- _Given instruction_: Pictures aside, repeat every entry exactly.
— START Data —
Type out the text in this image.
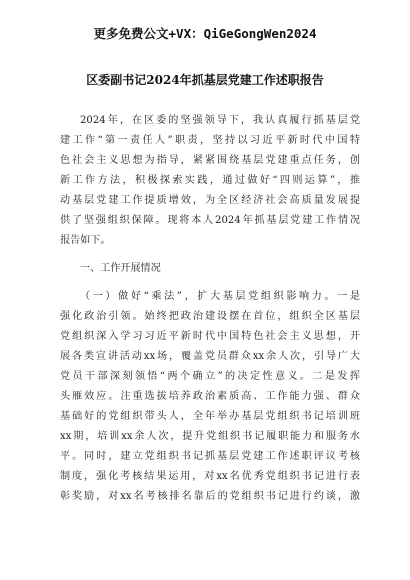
更多免费公文+VX：QiGeGongWen2024
区委副书记2024年抓基层党建工作述职报告
2024年，在区委的坚强领导下，我认真履行抓基层党
建工作“第一责任人”职责，坚持以习近平新时代中国特
色社会主义思想为指导，紧紧围绕基层党建重点任务，创
新工作方法，积极探索实践，通过做好“四则运算”，推
动基层党建工作提质增效，为全区经济社会高质量发展提
供了坚强组织保障。现将本人2024年抓基层党建工作情况
报告如下。
一、工作开展情况
（一）做好“乘法”，扩大基层党组织影响力。一是
强化政治引领。始终把政治建设摆在首位，组织全区基层
党组织深入学习习近平新时代中国特色社会主义思想，开
展各类宣讲活动xx场，覆盖党员群众xx余人次，引导广大
党员干部深刻领悟“两个确立”的决定性意义。二是发挥
头雁效应。注重选拔培养政治素质高、工作能力强、群众
基础好的党组织带头人，全年举办基层党组织书记培训班
xx期，培训xx余人次，提升党组织书记履职能力和服务水
平。同时，建立党组织书记抓基层党建工作述职评议考核
制度，强化考核结果运用，对xx名优秀党组织书记进行表
彰奖励，对xx名考核排名靠后的党组织书记进行约谈，激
— END Data —
- _Result_:
Type out the text in this image.
更多免费公文+VX：QiGeGongWen2024
区委副书记2024年抓基层党建工作述职报告
2024年，在区委的坚强领导下，我认真履行抓基层党
建工作“第一责任人”职责，坚持以习近平新时代中国特
色社会主义思想为指导，紧紧围绕基层党建重点任务，创
新工作方法，积极探索实践，通过做好“四则运算”，推
动基层党建工作提质增效，为全区经济社会高质量发展提
供了坚强组织保障。现将本人2024年抓基层党建工作情况
报告如下。
一、工作开展情况
（一）做好“乘法”，扩大基层党组织影响力。一是
强化政治引领。始终把政治建设摆在首位，组织全区基层
党组织深入学习习近平新时代中国特色社会主义思想，开
展各类宣讲活动xx场，覆盖党员群众xx余人次，引导广大
党员干部深刻领悟“两个确立”的决定性意义。二是发挥
头雁效应。注重选拔培养政治素质高、工作能力强、群众
基础好的党组织带头人，全年举办基层党组织书记培训班
xx期，培训xx余人次，提升党组织书记履职能力和服务水
平。同时，建立党组织书记抓基层党建工作述职评议考核
制度，强化考核结果运用，对xx名优秀党组织书记进行表
彰奖励，对xx名考核排名靠后的党组织书记进行约谈，激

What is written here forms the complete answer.